[Box annotation data]

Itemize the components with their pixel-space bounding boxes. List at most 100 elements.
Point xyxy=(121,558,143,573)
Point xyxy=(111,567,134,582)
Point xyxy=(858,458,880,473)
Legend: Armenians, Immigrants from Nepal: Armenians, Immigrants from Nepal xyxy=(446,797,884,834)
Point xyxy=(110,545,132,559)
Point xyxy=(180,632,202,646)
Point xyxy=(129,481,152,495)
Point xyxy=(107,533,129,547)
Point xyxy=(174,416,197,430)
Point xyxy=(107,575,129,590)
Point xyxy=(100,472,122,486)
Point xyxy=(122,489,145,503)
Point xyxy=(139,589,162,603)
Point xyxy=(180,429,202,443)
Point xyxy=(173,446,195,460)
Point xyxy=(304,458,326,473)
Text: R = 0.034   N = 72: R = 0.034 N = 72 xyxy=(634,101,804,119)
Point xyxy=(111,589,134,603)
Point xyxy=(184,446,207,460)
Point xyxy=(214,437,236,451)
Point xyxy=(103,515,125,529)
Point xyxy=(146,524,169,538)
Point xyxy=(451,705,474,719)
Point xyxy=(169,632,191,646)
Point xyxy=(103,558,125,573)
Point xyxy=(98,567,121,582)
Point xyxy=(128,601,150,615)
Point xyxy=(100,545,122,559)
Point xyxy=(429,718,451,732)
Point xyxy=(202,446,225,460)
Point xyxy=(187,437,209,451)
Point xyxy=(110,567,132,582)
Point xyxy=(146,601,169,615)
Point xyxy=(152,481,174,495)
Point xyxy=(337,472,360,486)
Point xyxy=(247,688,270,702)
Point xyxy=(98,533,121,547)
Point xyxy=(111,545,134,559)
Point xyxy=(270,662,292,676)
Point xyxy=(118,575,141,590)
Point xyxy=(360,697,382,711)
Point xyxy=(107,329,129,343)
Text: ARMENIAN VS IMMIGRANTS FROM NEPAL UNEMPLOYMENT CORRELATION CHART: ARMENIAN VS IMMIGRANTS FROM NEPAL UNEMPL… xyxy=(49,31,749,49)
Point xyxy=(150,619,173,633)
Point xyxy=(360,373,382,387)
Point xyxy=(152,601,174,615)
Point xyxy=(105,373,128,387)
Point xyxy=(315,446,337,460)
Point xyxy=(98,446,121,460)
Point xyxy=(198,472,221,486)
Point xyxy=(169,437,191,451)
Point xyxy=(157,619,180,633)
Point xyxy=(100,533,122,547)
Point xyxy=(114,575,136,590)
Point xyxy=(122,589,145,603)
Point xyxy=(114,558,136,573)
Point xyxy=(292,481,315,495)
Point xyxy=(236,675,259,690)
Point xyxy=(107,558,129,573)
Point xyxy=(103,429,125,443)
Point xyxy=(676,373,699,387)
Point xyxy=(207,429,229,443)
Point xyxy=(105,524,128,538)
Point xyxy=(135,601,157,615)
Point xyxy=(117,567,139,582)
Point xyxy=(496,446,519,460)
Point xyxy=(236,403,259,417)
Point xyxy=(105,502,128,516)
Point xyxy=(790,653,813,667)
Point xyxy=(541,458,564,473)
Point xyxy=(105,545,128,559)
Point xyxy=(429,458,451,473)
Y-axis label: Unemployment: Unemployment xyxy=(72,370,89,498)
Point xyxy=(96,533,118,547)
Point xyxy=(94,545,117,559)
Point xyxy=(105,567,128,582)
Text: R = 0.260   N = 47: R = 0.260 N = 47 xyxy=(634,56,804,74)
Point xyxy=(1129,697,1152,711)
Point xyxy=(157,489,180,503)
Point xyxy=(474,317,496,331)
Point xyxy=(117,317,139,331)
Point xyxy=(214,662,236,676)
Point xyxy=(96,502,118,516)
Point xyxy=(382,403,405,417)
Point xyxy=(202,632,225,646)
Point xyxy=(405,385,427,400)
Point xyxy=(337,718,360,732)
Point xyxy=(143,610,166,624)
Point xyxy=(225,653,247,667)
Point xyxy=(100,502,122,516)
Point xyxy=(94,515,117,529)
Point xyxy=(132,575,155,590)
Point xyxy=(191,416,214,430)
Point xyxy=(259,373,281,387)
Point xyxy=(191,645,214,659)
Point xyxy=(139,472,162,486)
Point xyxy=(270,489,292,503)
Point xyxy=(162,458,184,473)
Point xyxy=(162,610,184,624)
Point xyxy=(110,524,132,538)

EXERCISE REQUIREMENTS:
Please retype every line of the items above without changing anything.

SOLUTION FOR THIS TASK:
Itemize the components with their pixel-space bounding boxes. List at most 100 elements.
Point xyxy=(121,558,143,573)
Point xyxy=(111,567,134,582)
Point xyxy=(858,458,880,473)
Legend: Armenians, Immigrants from Nepal: Armenians, Immigrants from Nepal xyxy=(446,797,884,834)
Point xyxy=(110,545,132,559)
Point xyxy=(180,632,202,646)
Point xyxy=(129,481,152,495)
Point xyxy=(107,533,129,547)
Point xyxy=(174,416,197,430)
Point xyxy=(107,575,129,590)
Point xyxy=(100,472,122,486)
Point xyxy=(122,489,145,503)
Point xyxy=(139,589,162,603)
Point xyxy=(180,429,202,443)
Point xyxy=(173,446,195,460)
Point xyxy=(304,458,326,473)
Text: R = 0.034   N = 72: R = 0.034 N = 72 xyxy=(634,101,804,119)
Point xyxy=(111,589,134,603)
Point xyxy=(184,446,207,460)
Point xyxy=(214,437,236,451)
Point xyxy=(103,515,125,529)
Point xyxy=(146,524,169,538)
Point xyxy=(451,705,474,719)
Point xyxy=(169,632,191,646)
Point xyxy=(103,558,125,573)
Point xyxy=(98,567,121,582)
Point xyxy=(128,601,150,615)
Point xyxy=(100,545,122,559)
Point xyxy=(429,718,451,732)
Point xyxy=(202,446,225,460)
Point xyxy=(187,437,209,451)
Point xyxy=(110,567,132,582)
Point xyxy=(146,601,169,615)
Point xyxy=(152,481,174,495)
Point xyxy=(337,472,360,486)
Point xyxy=(247,688,270,702)
Point xyxy=(98,533,121,547)
Point xyxy=(111,545,134,559)
Point xyxy=(270,662,292,676)
Point xyxy=(118,575,141,590)
Point xyxy=(360,697,382,711)
Point xyxy=(107,329,129,343)
Text: ARMENIAN VS IMMIGRANTS FROM NEPAL UNEMPLOYMENT CORRELATION CHART: ARMENIAN VS IMMIGRANTS FROM NEPAL UNEMPL… xyxy=(49,31,749,49)
Point xyxy=(150,619,173,633)
Point xyxy=(360,373,382,387)
Point xyxy=(152,601,174,615)
Point xyxy=(105,373,128,387)
Point xyxy=(315,446,337,460)
Point xyxy=(98,446,121,460)
Point xyxy=(198,472,221,486)
Point xyxy=(169,437,191,451)
Point xyxy=(157,619,180,633)
Point xyxy=(100,533,122,547)
Point xyxy=(114,575,136,590)
Point xyxy=(122,589,145,603)
Point xyxy=(114,558,136,573)
Point xyxy=(292,481,315,495)
Point xyxy=(236,675,259,690)
Point xyxy=(107,558,129,573)
Point xyxy=(103,429,125,443)
Point xyxy=(676,373,699,387)
Point xyxy=(207,429,229,443)
Point xyxy=(105,524,128,538)
Point xyxy=(135,601,157,615)
Point xyxy=(117,567,139,582)
Point xyxy=(496,446,519,460)
Point xyxy=(236,403,259,417)
Point xyxy=(105,502,128,516)
Point xyxy=(790,653,813,667)
Point xyxy=(541,458,564,473)
Point xyxy=(105,545,128,559)
Point xyxy=(429,458,451,473)
Y-axis label: Unemployment: Unemployment xyxy=(72,370,89,498)
Point xyxy=(96,533,118,547)
Point xyxy=(94,545,117,559)
Point xyxy=(105,567,128,582)
Text: R = 0.260   N = 47: R = 0.260 N = 47 xyxy=(634,56,804,74)
Point xyxy=(1129,697,1152,711)
Point xyxy=(157,489,180,503)
Point xyxy=(474,317,496,331)
Point xyxy=(117,317,139,331)
Point xyxy=(214,662,236,676)
Point xyxy=(96,502,118,516)
Point xyxy=(382,403,405,417)
Point xyxy=(202,632,225,646)
Point xyxy=(405,385,427,400)
Point xyxy=(337,718,360,732)
Point xyxy=(143,610,166,624)
Point xyxy=(225,653,247,667)
Point xyxy=(100,502,122,516)
Point xyxy=(94,515,117,529)
Point xyxy=(132,575,155,590)
Point xyxy=(191,416,214,430)
Point xyxy=(259,373,281,387)
Point xyxy=(191,645,214,659)
Point xyxy=(139,472,162,486)
Point xyxy=(270,489,292,503)
Point xyxy=(162,458,184,473)
Point xyxy=(162,610,184,624)
Point xyxy=(110,524,132,538)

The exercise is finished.